-- WORK TO BE COMPLETED --
The listing below should be printed exactly, every line of it. Skip the pictures.

[Start EXERCISE INPUT]

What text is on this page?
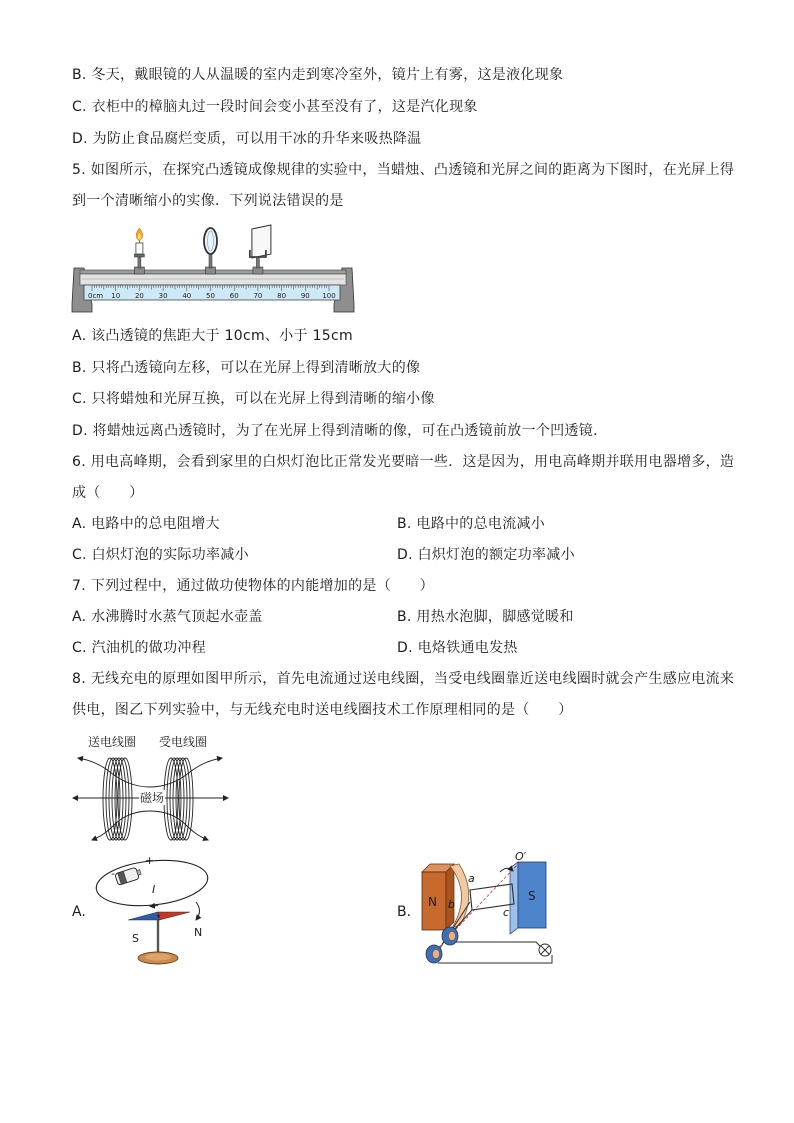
B. 冬天，戴眼镜的人从温暖的室内走到寒冷室外，镜片上有雾，这是液化现象
C. 衣柜中的樟脑丸过一段时间会变小甚至没有了，这是汽化现象
D. 为防止食品腐烂变质，可以用干冰的升华来吸热降温
5. 如图所示，在探究凸透镜成像规律的实验中，当蜡烛、凸透镜和光屏之间的距离为下图时，在光屏上得
到一个清晰缩小的实像．下列说法错误的是
0cm 10 20 30 40 50 60 70 80 90 100
A. 该凸透镜的焦距大于 10cm、小于 15cm
B. 只将凸透镜向左移，可以在光屏上得到清晰放大的像
C. 只将蜡烛和光屏互换，可以在光屏上得到清晰的缩小像
D. 将蜡烛远离凸透镜时，为了在光屏上得到清晰的像，可在凸透镜前放一个凹透镜．
6. 用电高峰期，会看到家里的白炽灯泡比正常发光要暗一些．这是因为，用电高峰期并联用电器增多，造
成（　　）
A. 电路中的总电阻增大	B. 电路中的总电流减小
C. 白炽灯泡的实际功率减小	D. 白炽灯泡的额定功率减小
7. 下列过程中，通过做功使物体的内能增加的是（　　）
A. 水沸腾时水蒸气顶起水壶盖	B. 用热水泡脚，脚感觉暖和
C. 汽油机的做功冲程	D. 电烙铁通电发热
8. 无线充电的原理如图甲所示，首先电流通过送电线圈，当受电线圈靠近送电线圈时就会产生感应电流来
供电，图乙下列实验中，与无线充电时送电线圈技术工作原理相同的是（　　）
送电线圈 受电线圈
磁场
A.
-
+
I
S	N
B.
N	S
O′
a
b
c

[End EXERCISE INPUT]

-- RESULT --
What text is on this page?
B. 冬天，戴眼镜的人从温暖的室内走到寒冷室外，镜片上有雾，这是液化现象
C. 衣柜中的樟脑丸过一段时间会变小甚至没有了，这是汽化现象
D. 为防止食品腐烂变质，可以用干冰的升华来吸热降温
5. 如图所示，在探究凸透镜成像规律的实验中，当蜡烛、凸透镜和光屏之间的距离为下图时，在光屏上得
到一个清晰缩小的实像．下列说法错误的是
0cm 10 20 30 40 50 60 70 80 90 100
A. 该凸透镜的焦距大于 10cm、小于 15cm
B. 只将凸透镜向左移，可以在光屏上得到清晰放大的像
C. 只将蜡烛和光屏互换，可以在光屏上得到清晰的缩小像
D. 将蜡烛远离凸透镜时，为了在光屏上得到清晰的像，可在凸透镜前放一个凹透镜．
6. 用电高峰期，会看到家里的白炽灯泡比正常发光要暗一些．这是因为，用电高峰期并联用电器增多，造
成（　　）
A. 电路中的总电阻增大	B. 电路中的总电流减小
C. 白炽灯泡的实际功率减小	D. 白炽灯泡的额定功率减小
7. 下列过程中，通过做功使物体的内能增加的是（　　）
A. 水沸腾时水蒸气顶起水壶盖	B. 用热水泡脚，脚感觉暖和
C. 汽油机的做功冲程	D. 电烙铁通电发热
8. 无线充电的原理如图甲所示，首先电流通过送电线圈，当受电线圈靠近送电线圈时就会产生感应电流来
供电，图乙下列实验中，与无线充电时送电线圈技术工作原理相同的是（　　）
送电线圈 受电线圈
磁场
A.
-
+
I
S	N
B.
N	S
O′
a
b
c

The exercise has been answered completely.